List all the lines in these records that hold "сети".

__________________________________________________

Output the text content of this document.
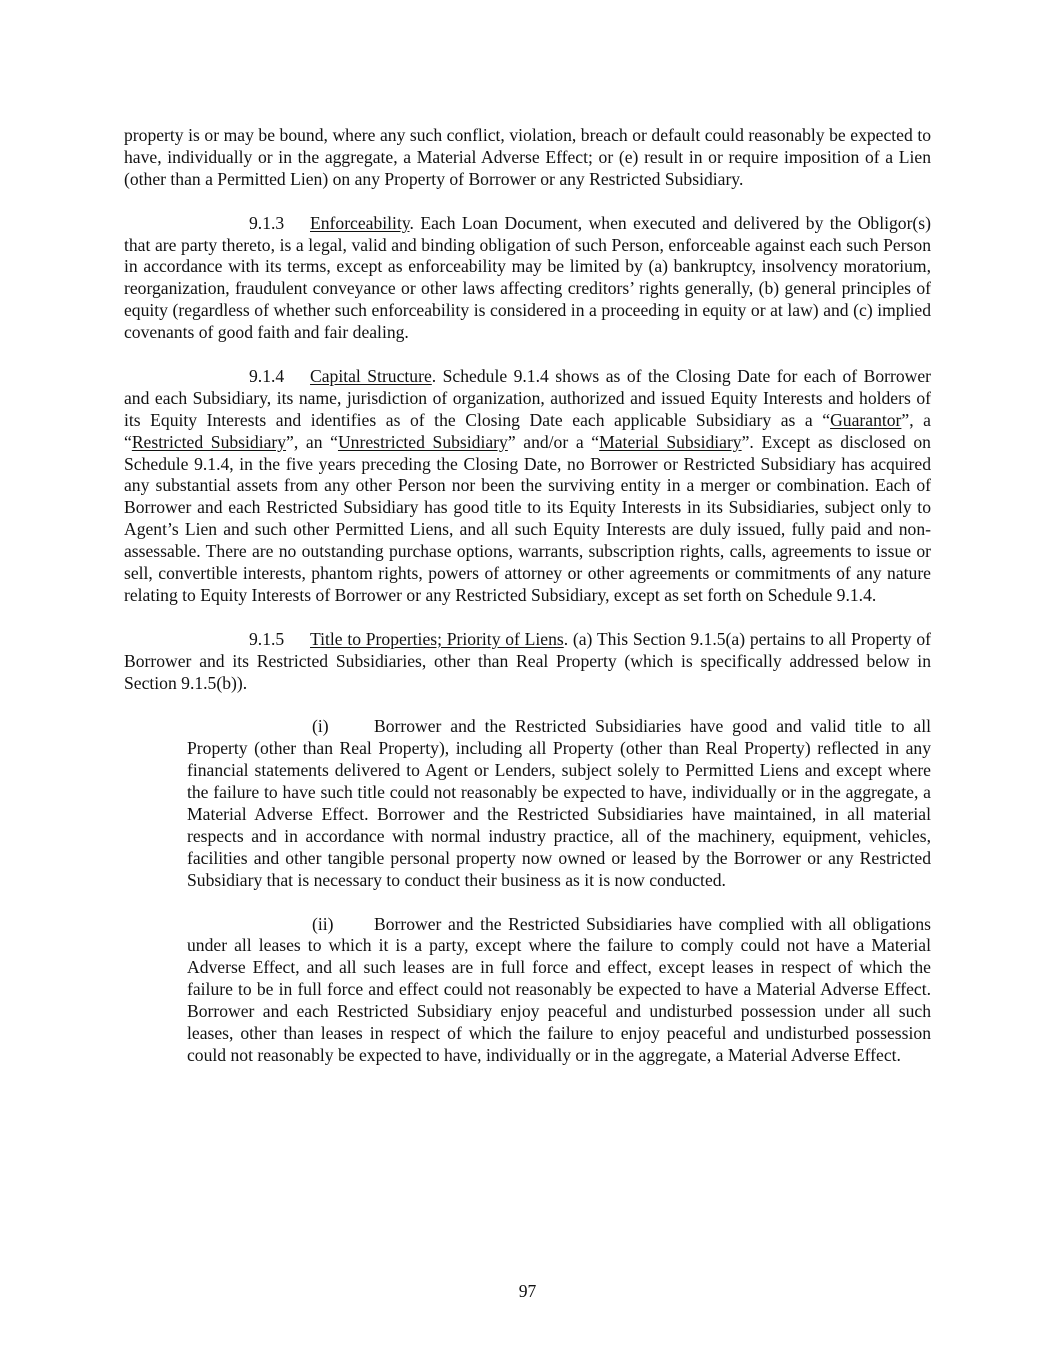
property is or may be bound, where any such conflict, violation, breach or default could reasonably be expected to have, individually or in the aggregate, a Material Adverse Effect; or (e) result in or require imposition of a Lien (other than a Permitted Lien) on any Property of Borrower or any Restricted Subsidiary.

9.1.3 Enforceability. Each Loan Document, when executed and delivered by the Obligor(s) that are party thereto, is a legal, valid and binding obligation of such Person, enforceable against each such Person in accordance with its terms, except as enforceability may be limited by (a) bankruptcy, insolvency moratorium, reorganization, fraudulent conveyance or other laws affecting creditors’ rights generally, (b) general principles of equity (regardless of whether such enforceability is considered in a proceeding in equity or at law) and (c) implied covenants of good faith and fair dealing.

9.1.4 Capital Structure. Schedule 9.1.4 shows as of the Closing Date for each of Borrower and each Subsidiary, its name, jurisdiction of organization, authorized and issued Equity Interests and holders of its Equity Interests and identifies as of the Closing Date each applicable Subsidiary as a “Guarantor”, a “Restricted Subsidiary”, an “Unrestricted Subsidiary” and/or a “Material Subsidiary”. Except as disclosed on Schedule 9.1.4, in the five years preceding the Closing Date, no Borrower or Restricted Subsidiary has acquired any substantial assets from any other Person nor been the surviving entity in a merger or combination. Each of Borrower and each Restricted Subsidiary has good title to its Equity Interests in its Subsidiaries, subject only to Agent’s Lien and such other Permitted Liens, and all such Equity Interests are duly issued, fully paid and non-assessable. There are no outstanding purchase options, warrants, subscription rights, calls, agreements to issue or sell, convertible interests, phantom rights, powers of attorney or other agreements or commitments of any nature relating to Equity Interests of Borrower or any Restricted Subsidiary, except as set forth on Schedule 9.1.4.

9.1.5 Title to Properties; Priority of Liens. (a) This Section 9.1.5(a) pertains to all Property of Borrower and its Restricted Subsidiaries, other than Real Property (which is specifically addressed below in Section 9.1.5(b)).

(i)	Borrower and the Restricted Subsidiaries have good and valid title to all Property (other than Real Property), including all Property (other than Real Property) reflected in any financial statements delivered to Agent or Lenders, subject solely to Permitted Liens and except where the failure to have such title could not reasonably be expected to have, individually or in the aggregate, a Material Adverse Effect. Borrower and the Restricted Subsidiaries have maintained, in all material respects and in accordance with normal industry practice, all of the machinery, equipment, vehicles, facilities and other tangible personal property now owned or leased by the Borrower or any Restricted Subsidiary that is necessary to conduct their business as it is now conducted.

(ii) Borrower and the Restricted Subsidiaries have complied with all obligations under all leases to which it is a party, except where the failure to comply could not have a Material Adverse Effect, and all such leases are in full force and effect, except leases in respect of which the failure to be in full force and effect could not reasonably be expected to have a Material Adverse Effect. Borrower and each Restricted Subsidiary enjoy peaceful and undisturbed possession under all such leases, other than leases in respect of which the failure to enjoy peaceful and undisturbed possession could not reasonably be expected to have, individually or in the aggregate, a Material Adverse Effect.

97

__________________________________________________

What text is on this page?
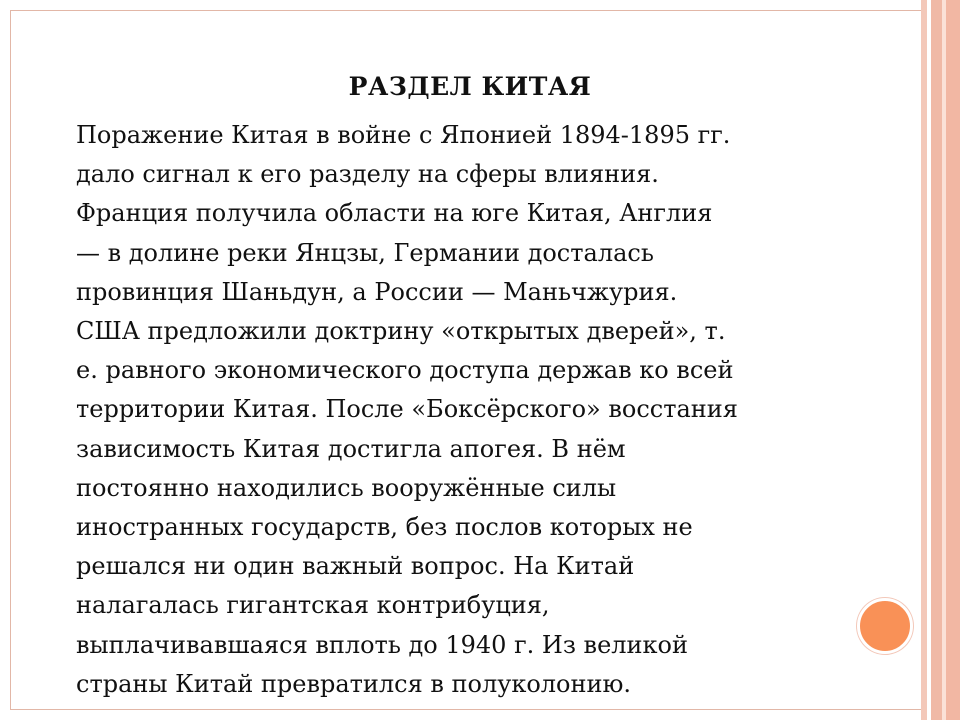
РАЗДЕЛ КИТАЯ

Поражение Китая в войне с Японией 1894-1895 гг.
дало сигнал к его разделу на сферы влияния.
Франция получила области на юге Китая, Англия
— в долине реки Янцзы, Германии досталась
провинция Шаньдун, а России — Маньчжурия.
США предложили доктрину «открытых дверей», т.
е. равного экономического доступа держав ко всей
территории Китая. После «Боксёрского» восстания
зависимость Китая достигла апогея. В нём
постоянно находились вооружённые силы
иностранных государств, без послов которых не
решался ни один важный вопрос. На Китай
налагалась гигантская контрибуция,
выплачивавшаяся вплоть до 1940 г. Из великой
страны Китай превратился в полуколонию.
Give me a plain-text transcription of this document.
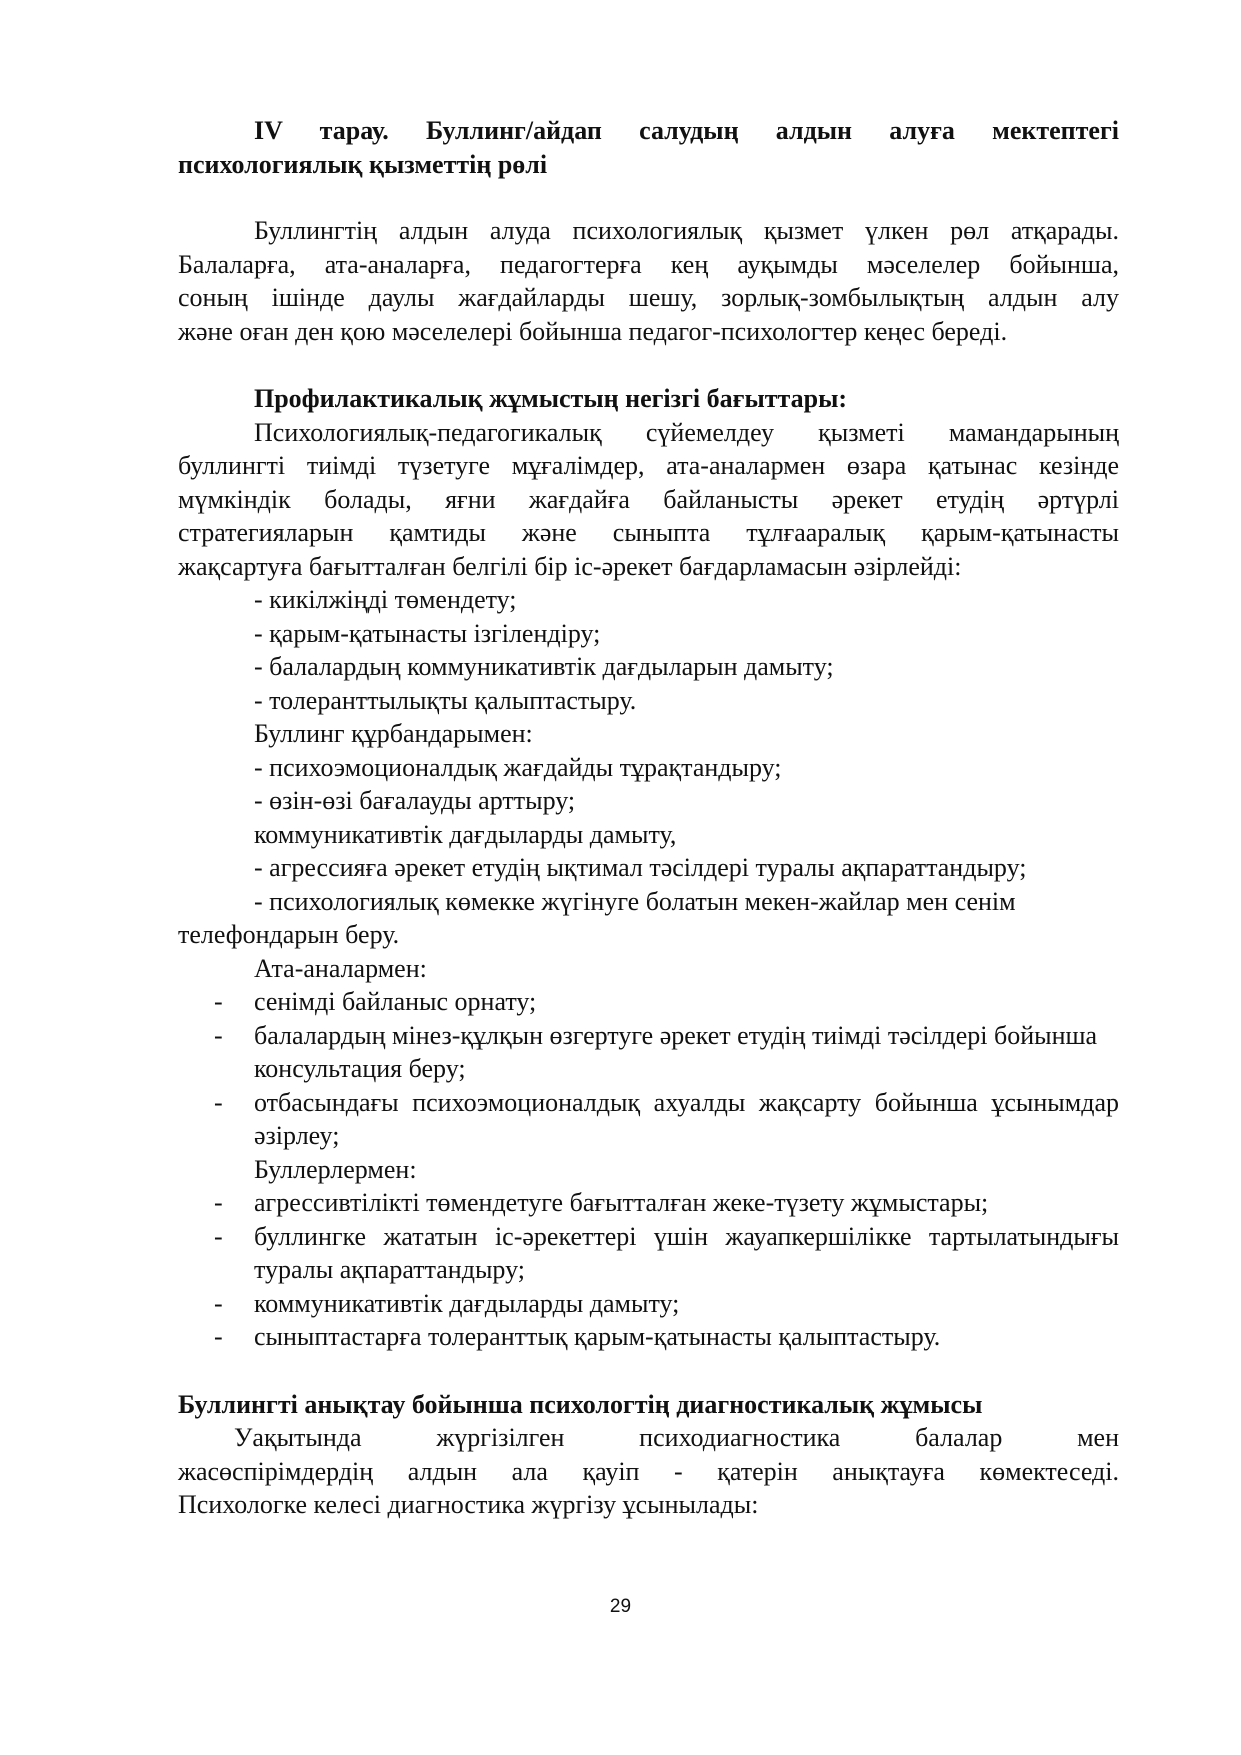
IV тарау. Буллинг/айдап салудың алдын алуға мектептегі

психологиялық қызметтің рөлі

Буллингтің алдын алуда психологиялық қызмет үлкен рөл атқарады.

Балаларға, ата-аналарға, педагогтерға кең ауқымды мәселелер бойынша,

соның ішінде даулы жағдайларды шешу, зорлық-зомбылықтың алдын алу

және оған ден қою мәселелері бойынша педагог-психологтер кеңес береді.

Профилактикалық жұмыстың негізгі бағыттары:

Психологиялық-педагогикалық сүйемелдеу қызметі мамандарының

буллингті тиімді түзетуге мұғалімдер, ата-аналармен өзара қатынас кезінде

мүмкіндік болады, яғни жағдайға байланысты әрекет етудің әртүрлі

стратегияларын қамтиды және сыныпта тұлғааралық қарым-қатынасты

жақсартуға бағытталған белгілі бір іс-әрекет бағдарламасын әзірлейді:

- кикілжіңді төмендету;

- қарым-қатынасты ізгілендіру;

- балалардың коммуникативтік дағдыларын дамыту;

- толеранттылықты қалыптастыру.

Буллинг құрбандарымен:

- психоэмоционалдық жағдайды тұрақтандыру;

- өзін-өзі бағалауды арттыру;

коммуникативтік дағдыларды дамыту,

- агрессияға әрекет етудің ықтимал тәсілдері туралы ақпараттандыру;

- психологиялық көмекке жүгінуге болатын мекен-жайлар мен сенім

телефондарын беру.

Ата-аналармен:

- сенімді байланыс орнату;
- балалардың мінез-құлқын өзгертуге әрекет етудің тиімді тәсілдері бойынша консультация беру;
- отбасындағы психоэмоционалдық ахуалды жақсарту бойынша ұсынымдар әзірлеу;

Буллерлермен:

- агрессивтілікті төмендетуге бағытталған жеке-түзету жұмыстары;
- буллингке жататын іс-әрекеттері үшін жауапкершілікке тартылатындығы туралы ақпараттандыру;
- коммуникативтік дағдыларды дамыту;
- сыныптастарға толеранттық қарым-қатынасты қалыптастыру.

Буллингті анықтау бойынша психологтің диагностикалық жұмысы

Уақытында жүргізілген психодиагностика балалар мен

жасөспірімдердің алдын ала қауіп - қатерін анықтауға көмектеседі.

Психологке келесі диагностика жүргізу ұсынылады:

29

__________________________________________________

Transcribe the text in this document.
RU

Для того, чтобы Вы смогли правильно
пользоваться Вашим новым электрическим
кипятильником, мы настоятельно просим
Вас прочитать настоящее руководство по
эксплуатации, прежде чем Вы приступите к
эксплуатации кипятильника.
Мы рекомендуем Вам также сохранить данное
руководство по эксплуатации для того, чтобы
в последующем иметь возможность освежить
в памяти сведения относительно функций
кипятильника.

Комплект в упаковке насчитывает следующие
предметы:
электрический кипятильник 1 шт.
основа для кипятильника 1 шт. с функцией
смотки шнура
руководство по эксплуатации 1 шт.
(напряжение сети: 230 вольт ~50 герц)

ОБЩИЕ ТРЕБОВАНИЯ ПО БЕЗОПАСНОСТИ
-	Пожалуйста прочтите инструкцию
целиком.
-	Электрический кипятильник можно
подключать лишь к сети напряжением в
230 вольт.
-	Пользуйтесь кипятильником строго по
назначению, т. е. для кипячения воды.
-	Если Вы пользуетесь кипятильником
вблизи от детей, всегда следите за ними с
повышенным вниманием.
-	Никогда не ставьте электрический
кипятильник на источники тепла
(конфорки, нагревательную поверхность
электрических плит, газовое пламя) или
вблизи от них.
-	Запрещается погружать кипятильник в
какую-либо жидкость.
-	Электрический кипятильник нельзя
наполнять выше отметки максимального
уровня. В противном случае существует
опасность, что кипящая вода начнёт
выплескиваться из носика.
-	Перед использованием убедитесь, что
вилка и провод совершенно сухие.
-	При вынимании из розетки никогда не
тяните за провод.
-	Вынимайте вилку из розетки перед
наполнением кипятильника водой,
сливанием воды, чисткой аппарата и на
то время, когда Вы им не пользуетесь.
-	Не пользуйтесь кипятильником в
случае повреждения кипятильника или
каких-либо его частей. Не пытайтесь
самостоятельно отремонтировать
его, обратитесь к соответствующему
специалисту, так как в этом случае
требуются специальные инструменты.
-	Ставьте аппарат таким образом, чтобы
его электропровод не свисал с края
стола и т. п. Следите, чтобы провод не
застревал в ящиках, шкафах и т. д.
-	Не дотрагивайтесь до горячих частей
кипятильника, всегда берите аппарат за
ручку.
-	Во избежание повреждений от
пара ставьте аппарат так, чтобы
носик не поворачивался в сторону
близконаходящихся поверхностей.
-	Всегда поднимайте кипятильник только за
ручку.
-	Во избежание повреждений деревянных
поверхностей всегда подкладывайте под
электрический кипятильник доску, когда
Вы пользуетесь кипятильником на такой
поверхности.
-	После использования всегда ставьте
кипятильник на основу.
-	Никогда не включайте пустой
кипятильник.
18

__________________________________________________

#### TASK RESULT:
(напряжение сети: 230 вольт ~50 герц)
подключать лишь к сети напряжением в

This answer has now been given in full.